— START DATA IN THIS EXERCISE —
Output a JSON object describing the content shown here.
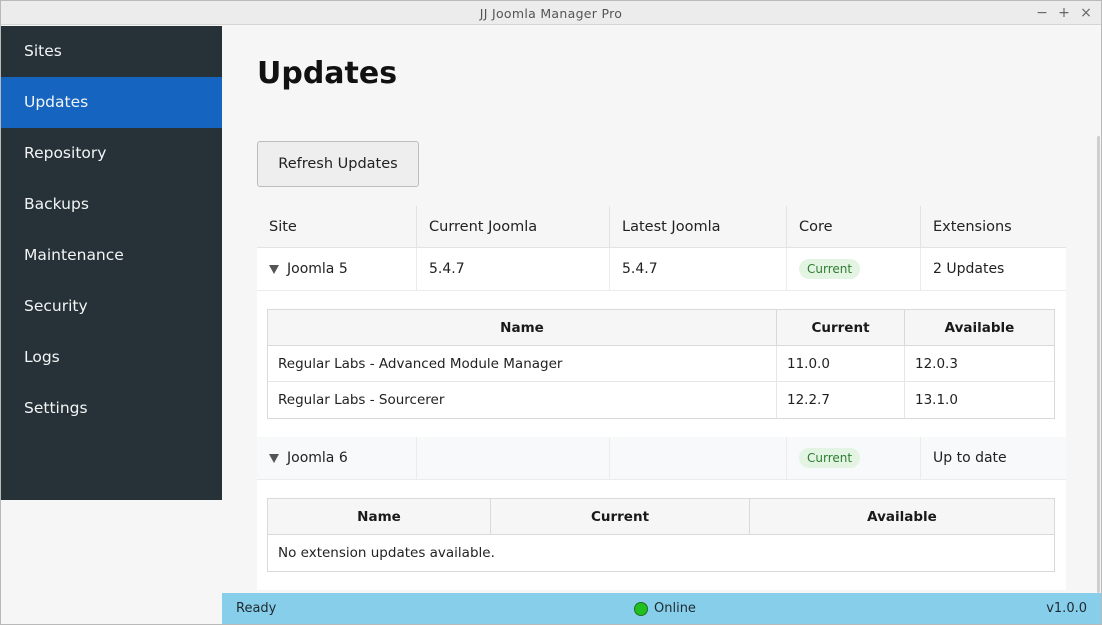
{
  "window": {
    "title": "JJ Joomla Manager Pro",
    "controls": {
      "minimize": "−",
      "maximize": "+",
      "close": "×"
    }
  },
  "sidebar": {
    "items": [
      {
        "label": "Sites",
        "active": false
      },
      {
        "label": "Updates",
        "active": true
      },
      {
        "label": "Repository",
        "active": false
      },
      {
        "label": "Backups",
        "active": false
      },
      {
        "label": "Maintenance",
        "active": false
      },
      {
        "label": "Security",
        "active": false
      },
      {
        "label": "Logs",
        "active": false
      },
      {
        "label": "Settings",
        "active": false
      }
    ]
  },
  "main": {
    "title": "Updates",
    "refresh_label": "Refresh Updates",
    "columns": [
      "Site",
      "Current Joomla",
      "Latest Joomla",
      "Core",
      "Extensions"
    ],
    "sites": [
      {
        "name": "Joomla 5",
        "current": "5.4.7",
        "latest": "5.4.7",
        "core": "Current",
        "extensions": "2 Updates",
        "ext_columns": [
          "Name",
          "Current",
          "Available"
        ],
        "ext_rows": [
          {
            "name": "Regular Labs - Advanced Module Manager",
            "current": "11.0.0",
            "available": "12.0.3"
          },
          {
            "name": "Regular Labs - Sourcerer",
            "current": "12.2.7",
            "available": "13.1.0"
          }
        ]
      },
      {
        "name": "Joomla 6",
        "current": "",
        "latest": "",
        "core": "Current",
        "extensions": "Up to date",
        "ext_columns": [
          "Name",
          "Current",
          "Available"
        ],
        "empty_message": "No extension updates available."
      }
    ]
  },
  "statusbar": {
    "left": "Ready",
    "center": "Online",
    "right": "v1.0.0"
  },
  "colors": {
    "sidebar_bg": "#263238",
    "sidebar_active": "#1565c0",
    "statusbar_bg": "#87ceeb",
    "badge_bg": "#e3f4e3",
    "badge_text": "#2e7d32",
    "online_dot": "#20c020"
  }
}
— END DATA IN THIS EXERCISE —
* _TASK DIRECTIONS_
Copy the listing over exactly, skipping the pictures it holds.

* _ANSWER IN FULL_
Output a JSON object describing the content shown here.
{
  "window": {
    "title": "JJ Joomla Manager Pro",
    "controls": {
      "minimize": "−",
      "maximize": "+",
      "close": "×"
    }
  },
  "sidebar": {
    "items": [
      {
        "label": "Sites",
        "active": false
      },
      {
        "label": "Updates",
        "active": true
      },
      {
        "label": "Repository",
        "active": false
      },
      {
        "label": "Backups",
        "active": false
      },
      {
        "label": "Maintenance",
        "active": false
      },
      {
        "label": "Security",
        "active": false
      },
      {
        "label": "Logs",
        "active": false
      },
      {
        "label": "Settings",
        "active": false
      }
    ]
  },
  "main": {
    "title": "Updates",
    "refresh_label": "Refresh Updates",
    "columns": [
      "Site",
      "Current Joomla",
      "Latest Joomla",
      "Core",
      "Extensions"
    ],
    "sites": [
      {
        "name": "Joomla 5",
        "current": "5.4.7",
        "latest": "5.4.7",
        "core": "Current",
        "extensions": "2 Updates",
        "ext_columns": [
          "Name",
          "Current",
          "Available"
        ],
        "ext_rows": [
          {
            "name": "Regular Labs - Advanced Module Manager",
            "current": "11.0.0",
            "available": "12.0.3"
          },
          {
            "name": "Regular Labs - Sourcerer",
            "current": "12.2.7",
            "available": "13.1.0"
          }
        ]
      },
      {
        "name": "Joomla 6",
        "current": "",
        "latest": "",
        "core": "Current",
        "extensions": "Up to date",
        "ext_columns": [
          "Name",
          "Current",
          "Available"
        ],
        "empty_message": "No extension updates available."
      }
    ]
  },
  "statusbar": {
    "left": "Ready",
    "center": "Online",
    "right": "v1.0.0"
  },
  "colors": {
    "sidebar_bg": "#263238",
    "sidebar_active": "#1565c0",
    "statusbar_bg": "#87ceeb",
    "badge_bg": "#e3f4e3",
    "badge_text": "#2e7d32",
    "online_dot": "#20c020"
  }
}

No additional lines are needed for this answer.